- [Challenge]:
From the entries below, copy every line holding the word "JSON".

··· Task inputs ···

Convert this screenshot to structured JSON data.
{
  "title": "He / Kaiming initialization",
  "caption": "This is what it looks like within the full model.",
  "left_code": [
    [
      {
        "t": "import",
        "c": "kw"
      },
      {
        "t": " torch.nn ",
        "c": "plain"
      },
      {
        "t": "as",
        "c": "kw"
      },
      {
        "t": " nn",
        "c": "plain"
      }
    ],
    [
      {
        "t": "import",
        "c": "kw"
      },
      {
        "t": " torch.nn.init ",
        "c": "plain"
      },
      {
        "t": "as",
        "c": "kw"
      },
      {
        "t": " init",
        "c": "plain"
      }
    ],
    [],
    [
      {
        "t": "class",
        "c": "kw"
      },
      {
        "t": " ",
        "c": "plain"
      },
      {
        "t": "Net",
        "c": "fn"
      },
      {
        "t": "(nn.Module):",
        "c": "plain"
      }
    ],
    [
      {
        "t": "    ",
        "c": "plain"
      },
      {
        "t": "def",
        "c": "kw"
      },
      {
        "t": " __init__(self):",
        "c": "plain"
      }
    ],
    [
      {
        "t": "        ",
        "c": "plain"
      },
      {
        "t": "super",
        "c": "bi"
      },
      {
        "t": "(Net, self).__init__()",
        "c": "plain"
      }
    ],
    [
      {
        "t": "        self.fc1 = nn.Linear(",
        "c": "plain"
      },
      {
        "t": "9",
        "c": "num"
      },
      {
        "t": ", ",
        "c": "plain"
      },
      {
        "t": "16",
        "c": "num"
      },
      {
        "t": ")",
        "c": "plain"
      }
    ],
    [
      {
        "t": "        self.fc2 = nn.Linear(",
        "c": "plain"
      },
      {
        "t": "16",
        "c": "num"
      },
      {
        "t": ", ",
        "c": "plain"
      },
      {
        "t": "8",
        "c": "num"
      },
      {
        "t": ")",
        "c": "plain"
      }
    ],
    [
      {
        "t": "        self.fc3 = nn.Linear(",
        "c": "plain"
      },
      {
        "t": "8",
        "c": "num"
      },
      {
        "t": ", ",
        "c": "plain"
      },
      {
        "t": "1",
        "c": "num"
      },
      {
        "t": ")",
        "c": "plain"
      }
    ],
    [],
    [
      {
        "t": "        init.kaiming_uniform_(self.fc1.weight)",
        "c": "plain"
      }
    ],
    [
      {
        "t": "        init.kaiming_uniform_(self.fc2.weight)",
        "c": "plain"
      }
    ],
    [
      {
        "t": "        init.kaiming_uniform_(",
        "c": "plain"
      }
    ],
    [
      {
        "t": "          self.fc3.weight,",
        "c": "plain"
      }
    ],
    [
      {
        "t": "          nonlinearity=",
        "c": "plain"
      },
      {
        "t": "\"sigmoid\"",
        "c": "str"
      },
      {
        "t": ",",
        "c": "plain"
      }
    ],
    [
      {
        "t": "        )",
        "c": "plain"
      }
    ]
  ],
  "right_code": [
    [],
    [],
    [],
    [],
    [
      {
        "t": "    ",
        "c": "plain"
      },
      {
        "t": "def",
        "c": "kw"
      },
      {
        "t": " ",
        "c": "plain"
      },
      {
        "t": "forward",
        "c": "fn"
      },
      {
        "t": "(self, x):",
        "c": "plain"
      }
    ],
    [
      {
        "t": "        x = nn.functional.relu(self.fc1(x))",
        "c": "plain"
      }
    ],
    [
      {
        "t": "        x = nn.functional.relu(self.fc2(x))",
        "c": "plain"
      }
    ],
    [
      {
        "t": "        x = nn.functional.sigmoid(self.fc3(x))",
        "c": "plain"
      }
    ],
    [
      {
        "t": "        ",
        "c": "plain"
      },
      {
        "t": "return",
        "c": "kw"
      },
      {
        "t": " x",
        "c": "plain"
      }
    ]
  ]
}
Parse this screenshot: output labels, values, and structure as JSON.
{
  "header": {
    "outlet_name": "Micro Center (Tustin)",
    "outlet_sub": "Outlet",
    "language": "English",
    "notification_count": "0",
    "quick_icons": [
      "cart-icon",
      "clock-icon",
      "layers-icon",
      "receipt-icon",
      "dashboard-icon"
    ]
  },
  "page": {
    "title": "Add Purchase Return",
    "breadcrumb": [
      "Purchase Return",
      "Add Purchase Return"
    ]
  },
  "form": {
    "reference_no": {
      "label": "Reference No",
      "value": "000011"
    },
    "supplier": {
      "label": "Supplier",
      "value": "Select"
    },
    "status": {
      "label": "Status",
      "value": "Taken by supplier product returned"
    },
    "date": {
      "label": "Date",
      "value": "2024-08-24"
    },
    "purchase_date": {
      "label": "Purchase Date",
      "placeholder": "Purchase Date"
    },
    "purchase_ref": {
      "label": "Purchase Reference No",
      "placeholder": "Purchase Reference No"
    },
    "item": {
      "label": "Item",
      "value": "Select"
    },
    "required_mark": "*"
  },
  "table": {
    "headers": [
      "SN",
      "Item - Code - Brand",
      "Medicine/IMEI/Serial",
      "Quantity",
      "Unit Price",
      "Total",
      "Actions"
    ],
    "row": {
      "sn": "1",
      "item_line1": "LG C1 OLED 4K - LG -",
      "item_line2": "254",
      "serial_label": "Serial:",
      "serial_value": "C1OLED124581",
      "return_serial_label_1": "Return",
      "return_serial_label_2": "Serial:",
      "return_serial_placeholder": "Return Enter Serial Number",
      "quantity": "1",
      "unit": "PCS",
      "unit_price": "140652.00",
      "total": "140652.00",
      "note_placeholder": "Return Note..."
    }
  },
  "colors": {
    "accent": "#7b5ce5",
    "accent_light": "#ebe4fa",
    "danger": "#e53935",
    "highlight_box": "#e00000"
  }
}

···

- [Solution to this task]:
Convert this screenshot to structured JSON data.
Parse this screenshot: output labels, values, and structure as JSON.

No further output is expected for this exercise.